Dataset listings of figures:
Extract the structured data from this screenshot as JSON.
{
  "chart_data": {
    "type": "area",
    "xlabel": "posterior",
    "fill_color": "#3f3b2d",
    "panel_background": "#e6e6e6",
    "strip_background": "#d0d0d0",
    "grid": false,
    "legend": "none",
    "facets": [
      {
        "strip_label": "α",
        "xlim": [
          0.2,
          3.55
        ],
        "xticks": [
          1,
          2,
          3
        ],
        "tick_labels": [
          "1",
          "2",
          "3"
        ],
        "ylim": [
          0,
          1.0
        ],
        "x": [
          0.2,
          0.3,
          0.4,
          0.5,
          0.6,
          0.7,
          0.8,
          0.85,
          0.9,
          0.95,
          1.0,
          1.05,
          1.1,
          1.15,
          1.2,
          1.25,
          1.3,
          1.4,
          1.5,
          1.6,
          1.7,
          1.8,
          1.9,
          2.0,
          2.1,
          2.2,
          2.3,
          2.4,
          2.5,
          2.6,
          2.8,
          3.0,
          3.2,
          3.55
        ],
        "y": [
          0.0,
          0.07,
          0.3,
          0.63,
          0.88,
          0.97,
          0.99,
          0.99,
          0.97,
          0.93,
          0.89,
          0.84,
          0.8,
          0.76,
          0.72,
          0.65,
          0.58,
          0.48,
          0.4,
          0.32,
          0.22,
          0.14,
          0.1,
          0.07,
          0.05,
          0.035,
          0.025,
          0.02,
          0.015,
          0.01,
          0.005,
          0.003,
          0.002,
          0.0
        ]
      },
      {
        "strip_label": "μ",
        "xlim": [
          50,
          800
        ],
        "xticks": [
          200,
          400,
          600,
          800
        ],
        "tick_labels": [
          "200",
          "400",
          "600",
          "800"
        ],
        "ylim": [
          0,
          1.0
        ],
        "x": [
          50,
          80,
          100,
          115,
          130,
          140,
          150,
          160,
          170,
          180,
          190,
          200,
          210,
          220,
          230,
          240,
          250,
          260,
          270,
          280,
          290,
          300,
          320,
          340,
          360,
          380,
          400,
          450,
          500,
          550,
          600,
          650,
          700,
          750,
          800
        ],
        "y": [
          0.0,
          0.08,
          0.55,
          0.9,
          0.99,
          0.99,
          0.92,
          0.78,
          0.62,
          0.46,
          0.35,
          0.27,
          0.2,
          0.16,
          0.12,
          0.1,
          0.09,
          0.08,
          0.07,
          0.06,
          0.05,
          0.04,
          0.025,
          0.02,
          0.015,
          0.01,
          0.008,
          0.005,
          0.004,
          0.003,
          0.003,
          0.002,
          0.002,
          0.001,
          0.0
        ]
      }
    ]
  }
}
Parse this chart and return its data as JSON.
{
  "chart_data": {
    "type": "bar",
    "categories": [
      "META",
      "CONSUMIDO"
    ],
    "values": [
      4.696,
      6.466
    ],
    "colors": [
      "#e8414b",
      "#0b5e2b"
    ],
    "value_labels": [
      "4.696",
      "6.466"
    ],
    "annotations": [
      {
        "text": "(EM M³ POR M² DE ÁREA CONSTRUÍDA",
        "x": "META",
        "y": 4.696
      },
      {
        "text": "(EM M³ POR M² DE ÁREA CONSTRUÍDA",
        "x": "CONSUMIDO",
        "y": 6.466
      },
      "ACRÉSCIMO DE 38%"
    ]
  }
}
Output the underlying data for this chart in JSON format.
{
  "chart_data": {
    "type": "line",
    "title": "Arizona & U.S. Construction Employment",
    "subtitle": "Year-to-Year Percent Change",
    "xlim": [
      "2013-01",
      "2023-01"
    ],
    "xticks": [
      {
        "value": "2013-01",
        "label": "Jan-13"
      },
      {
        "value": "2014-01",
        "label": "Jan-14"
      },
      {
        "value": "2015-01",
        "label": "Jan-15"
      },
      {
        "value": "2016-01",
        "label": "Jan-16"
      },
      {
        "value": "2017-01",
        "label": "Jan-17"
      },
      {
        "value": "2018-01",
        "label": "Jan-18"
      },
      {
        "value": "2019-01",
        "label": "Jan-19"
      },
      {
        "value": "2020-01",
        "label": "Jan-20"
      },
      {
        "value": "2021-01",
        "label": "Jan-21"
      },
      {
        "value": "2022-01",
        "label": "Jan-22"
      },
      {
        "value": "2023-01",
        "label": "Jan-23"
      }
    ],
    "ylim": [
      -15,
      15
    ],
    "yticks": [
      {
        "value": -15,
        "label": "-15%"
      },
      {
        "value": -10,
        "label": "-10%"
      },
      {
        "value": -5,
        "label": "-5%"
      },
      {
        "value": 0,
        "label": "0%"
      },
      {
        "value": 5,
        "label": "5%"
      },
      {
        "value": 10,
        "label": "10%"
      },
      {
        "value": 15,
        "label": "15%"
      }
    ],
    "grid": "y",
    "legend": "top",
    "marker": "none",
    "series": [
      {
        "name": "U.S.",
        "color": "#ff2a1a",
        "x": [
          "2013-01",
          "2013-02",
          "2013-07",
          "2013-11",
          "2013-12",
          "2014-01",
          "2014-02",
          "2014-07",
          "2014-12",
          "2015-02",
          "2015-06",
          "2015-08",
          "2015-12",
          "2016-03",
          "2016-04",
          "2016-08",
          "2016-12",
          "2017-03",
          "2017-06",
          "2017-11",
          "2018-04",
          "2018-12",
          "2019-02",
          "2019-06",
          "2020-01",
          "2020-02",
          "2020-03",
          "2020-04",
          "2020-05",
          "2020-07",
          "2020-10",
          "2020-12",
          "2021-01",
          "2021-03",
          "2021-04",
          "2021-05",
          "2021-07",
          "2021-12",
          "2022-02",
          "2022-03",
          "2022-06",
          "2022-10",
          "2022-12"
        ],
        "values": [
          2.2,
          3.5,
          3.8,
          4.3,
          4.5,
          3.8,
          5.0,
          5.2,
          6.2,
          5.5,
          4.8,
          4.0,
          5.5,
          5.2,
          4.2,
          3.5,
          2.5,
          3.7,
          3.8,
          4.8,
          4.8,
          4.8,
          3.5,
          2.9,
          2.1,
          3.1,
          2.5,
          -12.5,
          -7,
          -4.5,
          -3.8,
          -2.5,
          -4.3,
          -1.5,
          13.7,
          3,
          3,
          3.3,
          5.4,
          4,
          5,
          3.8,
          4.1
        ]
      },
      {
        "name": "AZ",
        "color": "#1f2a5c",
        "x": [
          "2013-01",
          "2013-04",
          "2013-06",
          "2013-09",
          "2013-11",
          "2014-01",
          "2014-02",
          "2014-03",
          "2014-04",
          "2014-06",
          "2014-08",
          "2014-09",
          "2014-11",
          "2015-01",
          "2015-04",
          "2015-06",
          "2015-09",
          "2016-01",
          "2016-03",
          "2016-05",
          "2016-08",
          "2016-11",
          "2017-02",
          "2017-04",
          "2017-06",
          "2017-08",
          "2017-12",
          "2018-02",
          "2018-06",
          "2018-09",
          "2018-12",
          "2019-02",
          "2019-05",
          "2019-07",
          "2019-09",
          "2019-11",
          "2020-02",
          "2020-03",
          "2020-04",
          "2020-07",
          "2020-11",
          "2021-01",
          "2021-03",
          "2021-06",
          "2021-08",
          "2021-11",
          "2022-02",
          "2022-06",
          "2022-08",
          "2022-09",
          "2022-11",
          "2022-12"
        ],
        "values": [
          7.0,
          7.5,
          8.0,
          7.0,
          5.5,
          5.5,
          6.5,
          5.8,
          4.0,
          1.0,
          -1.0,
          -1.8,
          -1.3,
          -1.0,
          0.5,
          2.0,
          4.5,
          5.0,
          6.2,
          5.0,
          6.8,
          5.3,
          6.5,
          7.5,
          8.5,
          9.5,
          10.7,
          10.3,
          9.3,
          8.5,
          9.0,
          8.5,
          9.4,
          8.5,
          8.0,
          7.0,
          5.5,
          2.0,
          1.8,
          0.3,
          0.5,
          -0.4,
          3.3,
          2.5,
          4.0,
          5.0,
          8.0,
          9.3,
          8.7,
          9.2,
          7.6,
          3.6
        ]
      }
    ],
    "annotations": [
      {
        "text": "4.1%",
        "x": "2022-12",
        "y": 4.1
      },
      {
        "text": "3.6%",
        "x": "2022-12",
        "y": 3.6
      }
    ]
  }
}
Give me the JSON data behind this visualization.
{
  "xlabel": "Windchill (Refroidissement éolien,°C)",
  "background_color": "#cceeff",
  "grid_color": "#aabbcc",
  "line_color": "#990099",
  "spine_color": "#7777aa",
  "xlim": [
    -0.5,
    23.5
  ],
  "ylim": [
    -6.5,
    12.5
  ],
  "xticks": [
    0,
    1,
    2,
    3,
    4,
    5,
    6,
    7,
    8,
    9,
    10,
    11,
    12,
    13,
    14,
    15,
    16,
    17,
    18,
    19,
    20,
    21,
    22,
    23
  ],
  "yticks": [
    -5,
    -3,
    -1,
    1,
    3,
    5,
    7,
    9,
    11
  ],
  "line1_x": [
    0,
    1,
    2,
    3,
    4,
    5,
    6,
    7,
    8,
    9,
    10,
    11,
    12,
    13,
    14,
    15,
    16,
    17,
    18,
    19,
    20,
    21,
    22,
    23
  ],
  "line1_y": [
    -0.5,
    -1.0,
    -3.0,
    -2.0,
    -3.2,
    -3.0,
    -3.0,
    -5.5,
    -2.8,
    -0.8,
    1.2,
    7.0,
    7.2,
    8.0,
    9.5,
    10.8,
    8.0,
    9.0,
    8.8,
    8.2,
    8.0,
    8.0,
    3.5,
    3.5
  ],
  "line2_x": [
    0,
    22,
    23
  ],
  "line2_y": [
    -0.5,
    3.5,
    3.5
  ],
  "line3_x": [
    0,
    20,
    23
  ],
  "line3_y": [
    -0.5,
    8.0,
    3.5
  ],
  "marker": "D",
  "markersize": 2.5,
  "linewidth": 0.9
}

| Your goal |
Starting from the line with "Give me the" and ending with the final line of the data, quote every line exactly, both ends included.

| Solution for this task |
Give me the JSON data behind this visualization.
{
  "xlabel": "Windchill (Refroidissement éolien,°C)",
  "background_color": "#cceeff",
  "grid_color": "#aabbcc",
  "line_color": "#990099",
  "spine_color": "#7777aa",
  "xlim": [
    -0.5,
    23.5
  ],
  "ylim": [
    -6.5,
    12.5
  ],
  "xticks": [
    0,
    1,
    2,
    3,
    4,
    5,
    6,
    7,
    8,
    9,
    10,
    11,
    12,
    13,
    14,
    15,
    16,
    17,
    18,
    19,
    20,
    21,
    22,
    23
  ],
  "yticks": [
    -5,
    -3,
    -1,
    1,
    3,
    5,
    7,
    9,
    11
  ],
  "line1_x": [
    0,
    1,
    2,
    3,
    4,
    5,
    6,
    7,
    8,
    9,
    10,
    11,
    12,
    13,
    14,
    15,
    16,
    17,
    18,
    19,
    20,
    21,
    22,
    23
  ],
  "line1_y": [
    -0.5,
    -1.0,
    -3.0,
    -2.0,
    -3.2,
    -3.0,
    -3.0,
    -5.5,
    -2.8,
    -0.8,
    1.2,
    7.0,
    7.2,
    8.0,
    9.5,
    10.8,
    8.0,
    9.0,
    8.8,
    8.2,
    8.0,
    8.0,
    3.5,
    3.5
  ],
  "line2_x": [
    0,
    22,
    23
  ],
  "line2_y": [
    -0.5,
    3.5,
    3.5
  ],
  "line3_x": [
    0,
    20,
    23
  ],
  "line3_y": [
    -0.5,
    8.0,
    3.5
  ],
  "marker": "D",
  "markersize": 2.5,
  "linewidth": 0.9
}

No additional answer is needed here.